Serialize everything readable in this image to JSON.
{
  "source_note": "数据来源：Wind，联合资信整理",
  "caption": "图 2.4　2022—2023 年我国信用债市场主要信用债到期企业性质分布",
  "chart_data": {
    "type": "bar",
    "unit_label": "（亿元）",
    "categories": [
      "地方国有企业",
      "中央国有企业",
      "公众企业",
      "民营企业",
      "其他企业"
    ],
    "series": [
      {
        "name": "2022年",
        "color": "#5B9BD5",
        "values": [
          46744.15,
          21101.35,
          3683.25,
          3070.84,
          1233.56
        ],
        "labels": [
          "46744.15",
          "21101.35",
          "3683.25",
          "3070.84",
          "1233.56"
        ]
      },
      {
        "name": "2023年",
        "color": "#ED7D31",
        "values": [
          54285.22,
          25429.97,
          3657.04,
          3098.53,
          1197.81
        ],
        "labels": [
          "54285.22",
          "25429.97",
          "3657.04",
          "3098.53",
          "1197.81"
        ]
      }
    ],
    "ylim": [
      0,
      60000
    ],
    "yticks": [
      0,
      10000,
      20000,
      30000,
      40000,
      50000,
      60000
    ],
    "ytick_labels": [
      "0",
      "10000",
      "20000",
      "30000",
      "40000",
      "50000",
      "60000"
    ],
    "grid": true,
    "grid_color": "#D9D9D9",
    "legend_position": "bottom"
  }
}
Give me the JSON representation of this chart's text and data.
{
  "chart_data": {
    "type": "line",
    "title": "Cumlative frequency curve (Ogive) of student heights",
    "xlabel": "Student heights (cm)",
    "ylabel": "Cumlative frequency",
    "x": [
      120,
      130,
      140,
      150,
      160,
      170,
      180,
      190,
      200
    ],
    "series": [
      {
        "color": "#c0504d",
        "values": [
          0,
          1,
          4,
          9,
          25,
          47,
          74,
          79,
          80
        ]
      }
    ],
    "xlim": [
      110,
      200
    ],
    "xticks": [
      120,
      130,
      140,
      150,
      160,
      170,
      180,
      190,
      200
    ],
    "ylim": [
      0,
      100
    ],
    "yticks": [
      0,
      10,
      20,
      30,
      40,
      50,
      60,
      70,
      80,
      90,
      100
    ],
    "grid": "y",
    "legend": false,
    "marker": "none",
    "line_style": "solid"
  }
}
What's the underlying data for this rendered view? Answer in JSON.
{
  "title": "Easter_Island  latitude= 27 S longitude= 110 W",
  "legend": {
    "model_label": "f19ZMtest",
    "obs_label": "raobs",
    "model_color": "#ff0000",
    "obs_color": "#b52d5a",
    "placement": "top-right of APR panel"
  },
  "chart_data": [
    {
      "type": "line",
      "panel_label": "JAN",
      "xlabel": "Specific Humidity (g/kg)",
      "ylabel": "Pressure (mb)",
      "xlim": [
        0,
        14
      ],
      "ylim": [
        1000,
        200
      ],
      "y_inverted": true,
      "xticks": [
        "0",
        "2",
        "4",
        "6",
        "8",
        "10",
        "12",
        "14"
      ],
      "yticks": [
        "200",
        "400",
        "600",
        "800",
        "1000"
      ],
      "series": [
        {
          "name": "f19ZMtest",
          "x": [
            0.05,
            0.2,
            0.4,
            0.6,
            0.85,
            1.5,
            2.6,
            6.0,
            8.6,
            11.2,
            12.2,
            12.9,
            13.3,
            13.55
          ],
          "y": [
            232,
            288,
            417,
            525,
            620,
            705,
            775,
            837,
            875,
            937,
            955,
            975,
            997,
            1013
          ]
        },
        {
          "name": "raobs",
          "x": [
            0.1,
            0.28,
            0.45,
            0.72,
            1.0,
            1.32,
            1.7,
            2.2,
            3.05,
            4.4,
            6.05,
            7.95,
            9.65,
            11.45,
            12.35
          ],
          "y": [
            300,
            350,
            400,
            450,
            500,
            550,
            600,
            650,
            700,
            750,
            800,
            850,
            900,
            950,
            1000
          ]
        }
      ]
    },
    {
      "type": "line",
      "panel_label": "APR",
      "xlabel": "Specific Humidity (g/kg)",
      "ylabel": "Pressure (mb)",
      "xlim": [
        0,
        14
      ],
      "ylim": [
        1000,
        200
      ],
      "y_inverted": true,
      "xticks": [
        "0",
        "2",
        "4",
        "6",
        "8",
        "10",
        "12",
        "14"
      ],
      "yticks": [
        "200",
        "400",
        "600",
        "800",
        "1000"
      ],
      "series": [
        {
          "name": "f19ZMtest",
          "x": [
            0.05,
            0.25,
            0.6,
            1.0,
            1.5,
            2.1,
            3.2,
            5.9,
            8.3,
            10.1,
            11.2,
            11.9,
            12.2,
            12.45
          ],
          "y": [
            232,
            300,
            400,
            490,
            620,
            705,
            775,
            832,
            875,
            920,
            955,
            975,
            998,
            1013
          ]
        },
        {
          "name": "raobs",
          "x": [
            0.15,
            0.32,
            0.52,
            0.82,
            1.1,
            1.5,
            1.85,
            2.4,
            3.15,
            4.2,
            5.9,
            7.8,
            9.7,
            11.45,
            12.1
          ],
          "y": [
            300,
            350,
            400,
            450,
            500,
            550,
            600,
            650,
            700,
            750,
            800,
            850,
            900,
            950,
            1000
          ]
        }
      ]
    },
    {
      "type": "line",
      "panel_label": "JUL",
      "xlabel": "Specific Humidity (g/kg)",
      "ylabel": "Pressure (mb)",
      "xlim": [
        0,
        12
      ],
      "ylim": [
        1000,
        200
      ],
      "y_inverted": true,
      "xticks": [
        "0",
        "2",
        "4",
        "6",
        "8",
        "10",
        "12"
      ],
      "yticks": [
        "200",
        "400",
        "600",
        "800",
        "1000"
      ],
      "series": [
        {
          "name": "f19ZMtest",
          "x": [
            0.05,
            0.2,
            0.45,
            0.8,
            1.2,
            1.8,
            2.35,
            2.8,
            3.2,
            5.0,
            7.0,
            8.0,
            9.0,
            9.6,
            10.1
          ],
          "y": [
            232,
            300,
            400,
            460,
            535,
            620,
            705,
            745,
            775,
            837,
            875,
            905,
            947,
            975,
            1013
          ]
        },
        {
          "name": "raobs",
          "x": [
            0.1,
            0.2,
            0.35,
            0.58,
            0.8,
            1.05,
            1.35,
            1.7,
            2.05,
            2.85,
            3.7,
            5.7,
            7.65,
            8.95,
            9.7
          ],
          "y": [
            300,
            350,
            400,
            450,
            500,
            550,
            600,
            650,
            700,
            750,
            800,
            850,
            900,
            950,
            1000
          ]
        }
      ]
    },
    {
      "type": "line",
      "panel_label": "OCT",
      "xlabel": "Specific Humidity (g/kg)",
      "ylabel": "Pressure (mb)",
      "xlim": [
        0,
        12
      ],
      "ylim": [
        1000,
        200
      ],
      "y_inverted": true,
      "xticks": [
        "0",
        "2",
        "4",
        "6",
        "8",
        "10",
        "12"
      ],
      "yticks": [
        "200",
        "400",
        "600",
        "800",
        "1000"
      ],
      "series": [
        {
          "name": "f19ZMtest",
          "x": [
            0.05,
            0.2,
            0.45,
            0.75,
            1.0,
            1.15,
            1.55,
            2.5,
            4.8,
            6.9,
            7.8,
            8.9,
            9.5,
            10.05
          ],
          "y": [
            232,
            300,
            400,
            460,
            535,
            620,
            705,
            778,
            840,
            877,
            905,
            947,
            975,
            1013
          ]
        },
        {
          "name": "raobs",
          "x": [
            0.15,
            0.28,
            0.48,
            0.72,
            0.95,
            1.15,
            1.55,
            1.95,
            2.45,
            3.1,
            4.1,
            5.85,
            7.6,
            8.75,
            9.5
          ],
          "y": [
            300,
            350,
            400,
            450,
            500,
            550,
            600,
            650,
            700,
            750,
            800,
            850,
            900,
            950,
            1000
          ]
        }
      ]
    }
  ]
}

GOAL. Print the entries exactly. Include every one.

EXERCISE RESPONSE.
Serialize everything readable in this image to JSON.
{
  "source_note": "数据来源：Wind，联合资信整理",
  "caption": "图 2.4　2022—2023 年我国信用债市场主要信用债到期企业性质分布",
  "chart_data": {
    "type": "bar",
    "unit_label": "（亿元）",
    "categories": [
      "地方国有企业",
      "中央国有企业",
      "公众企业",
      "民营企业",
      "其他企业"
    ],
    "series": [
      {
        "name": "2022年",
        "color": "#5B9BD5",
        "values": [
          46744.15,
          21101.35,
          3683.25,
          3070.84,
          1233.56
        ],
        "labels": [
          "46744.15",
          "21101.35",
          "3683.25",
          "3070.84",
          "1233.56"
        ]
      },
      {
        "name": "2023年",
        "color": "#ED7D31",
        "values": [
          54285.22,
          25429.97,
          3657.04,
          3098.53,
          1197.81
        ],
        "labels": [
          "54285.22",
          "25429.97",
          "3657.04",
          "3098.53",
          "1197.81"
        ]
      }
    ],
    "ylim": [
      0,
      60000
    ],
    "yticks": [
      0,
      10000,
      20000,
      30000,
      40000,
      50000,
      60000
    ],
    "ytick_labels": [
      "0",
      "10000",
      "20000",
      "30000",
      "40000",
      "50000",
      "60000"
    ],
    "grid": true,
    "grid_color": "#D9D9D9",
    "legend_position": "bottom"
  }
}
Give me the JSON representation of this chart's text and data.
{
  "chart_data": {
    "type": "line",
    "title": "Cumlative frequency curve (Ogive) of student heights",
    "xlabel": "Student heights (cm)",
    "ylabel": "Cumlative frequency",
    "x": [
      120,
      130,
      140,
      150,
      160,
      170,
      180,
      190,
      200
    ],
    "series": [
      {
        "color": "#c0504d",
        "values": [
          0,
          1,
          4,
          9,
          25,
          47,
          74,
          79,
          80
        ]
      }
    ],
    "xlim": [
      110,
      200
    ],
    "xticks": [
      120,
      130,
      140,
      150,
      160,
      170,
      180,
      190,
      200
    ],
    "ylim": [
      0,
      100
    ],
    "yticks": [
      0,
      10,
      20,
      30,
      40,
      50,
      60,
      70,
      80,
      90,
      100
    ],
    "grid": "y",
    "legend": false,
    "marker": "none",
    "line_style": "solid"
  }
}
What's the underlying data for this rendered view? Answer in JSON.
{
  "title": "Easter_Island  latitude= 27 S longitude= 110 W",
  "legend": {
    "model_label": "f19ZMtest",
    "obs_label": "raobs",
    "model_color": "#ff0000",
    "obs_color": "#b52d5a",
    "placement": "top-right of APR panel"
  },
  "chart_data": [
    {
      "type": "line",
      "panel_label": "JAN",
      "xlabel": "Specific Humidity (g/kg)",
      "ylabel": "Pressure (mb)",
      "xlim": [
        0,
        14
      ],
      "ylim": [
        1000,
        200
      ],
      "y_inverted": true,
      "xticks": [
        "0",
        "2",
        "4",
        "6",
        "8",
        "10",
        "12",
        "14"
      ],
      "yticks": [
        "200",
        "400",
        "600",
        "800",
        "1000"
      ],
      "series": [
        {
          "name": "f19ZMtest",
          "x": [
            0.05,
            0.2,
            0.4,
            0.6,
            0.85,
            1.5,
            2.6,
            6.0,
            8.6,
            11.2,
            12.2,
            12.9,
            13.3,
            13.55
          ],
          "y": [
            232,
            288,
            417,
            525,
            620,
            705,
            775,
            837,
            875,
            937,
            955,
            975,
            997,
            1013
          ]
        },
        {
          "name": "raobs",
          "x": [
            0.1,
            0.28,
            0.45,
            0.72,
            1.0,
            1.32,
            1.7,
            2.2,
            3.05,
            4.4,
            6.05,
            7.95,
            9.65,
            11.45,
            12.35
          ],
          "y": [
            300,
            350,
            400,
            450,
            500,
            550,
            600,
            650,
            700,
            750,
            800,
            850,
            900,
            950,
            1000
          ]
        }
      ]
    },
    {
      "type": "line",
      "panel_label": "APR",
      "xlabel": "Specific Humidity (g/kg)",
      "ylabel": "Pressure (mb)",
      "xlim": [
        0,
        14
      ],
      "ylim": [
        1000,
        200
      ],
      "y_inverted": true,
      "xticks": [
        "0",
        "2",
        "4",
        "6",
        "8",
        "10",
        "12",
        "14"
      ],
      "yticks": [
        "200",
        "400",
        "600",
        "800",
        "1000"
      ],
      "series": [
        {
          "name": "f19ZMtest",
          "x": [
            0.05,
            0.25,
            0.6,
            1.0,
            1.5,
            2.1,
            3.2,
            5.9,
            8.3,
            10.1,
            11.2,
            11.9,
            12.2,
            12.45
          ],
          "y": [
            232,
            300,
            400,
            490,
            620,
            705,
            775,
            832,
            875,
            920,
            955,
            975,
            998,
            1013
          ]
        },
        {
          "name": "raobs",
          "x": [
            0.15,
            0.32,
            0.52,
            0.82,
            1.1,
            1.5,
            1.85,
            2.4,
            3.15,
            4.2,
            5.9,
            7.8,
            9.7,
            11.45,
            12.1
          ],
          "y": [
            300,
            350,
            400,
            450,
            500,
            550,
            600,
            650,
            700,
            750,
            800,
            850,
            900,
            950,
            1000
          ]
        }
      ]
    },
    {
      "type": "line",
      "panel_label": "JUL",
      "xlabel": "Specific Humidity (g/kg)",
      "ylabel": "Pressure (mb)",
      "xlim": [
        0,
        12
      ],
      "ylim": [
        1000,
        200
      ],
      "y_inverted": true,
      "xticks": [
        "0",
        "2",
        "4",
        "6",
        "8",
        "10",
        "12"
      ],
      "yticks": [
        "200",
        "400",
        "600",
        "800",
        "1000"
      ],
      "series": [
        {
          "name": "f19ZMtest",
          "x": [
            0.05,
            0.2,
            0.45,
            0.8,
            1.2,
            1.8,
            2.35,
            2.8,
            3.2,
            5.0,
            7.0,
            8.0,
            9.0,
            9.6,
            10.1
          ],
          "y": [
            232,
            300,
            400,
            460,
            535,
            620,
            705,
            745,
            775,
            837,
            875,
            905,
            947,
            975,
            1013
          ]
        },
        {
          "name": "raobs",
          "x": [
            0.1,
            0.2,
            0.35,
            0.58,
            0.8,
            1.05,
            1.35,
            1.7,
            2.05,
            2.85,
            3.7,
            5.7,
            7.65,
            8.95,
            9.7
          ],
          "y": [
            300,
            350,
            400,
            450,
            500,
            550,
            600,
            650,
            700,
            750,
            800,
            850,
            900,
            950,
            1000
          ]
        }
      ]
    },
    {
      "type": "line",
      "panel_label": "OCT",
      "xlabel": "Specific Humidity (g/kg)",
      "ylabel": "Pressure (mb)",
      "xlim": [
        0,
        12
      ],
      "ylim": [
        1000,
        200
      ],
      "y_inverted": true,
      "xticks": [
        "0",
        "2",
        "4",
        "6",
        "8",
        "10",
        "12"
      ],
      "yticks": [
        "200",
        "400",
        "600",
        "800",
        "1000"
      ],
      "series": [
        {
          "name": "f19ZMtest",
          "x": [
            0.05,
            0.2,
            0.45,
            0.75,
            1.0,
            1.15,
            1.55,
            2.5,
            4.8,
            6.9,
            7.8,
            8.9,
            9.5,
            10.05
          ],
          "y": [
            232,
            300,
            400,
            460,
            535,
            620,
            705,
            778,
            840,
            877,
            905,
            947,
            975,
            1013
          ]
        },
        {
          "name": "raobs",
          "x": [
            0.15,
            0.28,
            0.48,
            0.72,
            0.95,
            1.15,
            1.55,
            1.95,
            2.45,
            3.1,
            4.1,
            5.85,
            7.6,
            8.75,
            9.5
          ],
          "y": [
            300,
            350,
            400,
            450,
            500,
            550,
            600,
            650,
            700,
            750,
            800,
            850,
            900,
            950,
            1000
          ]
        }
      ]
    }
  ]
}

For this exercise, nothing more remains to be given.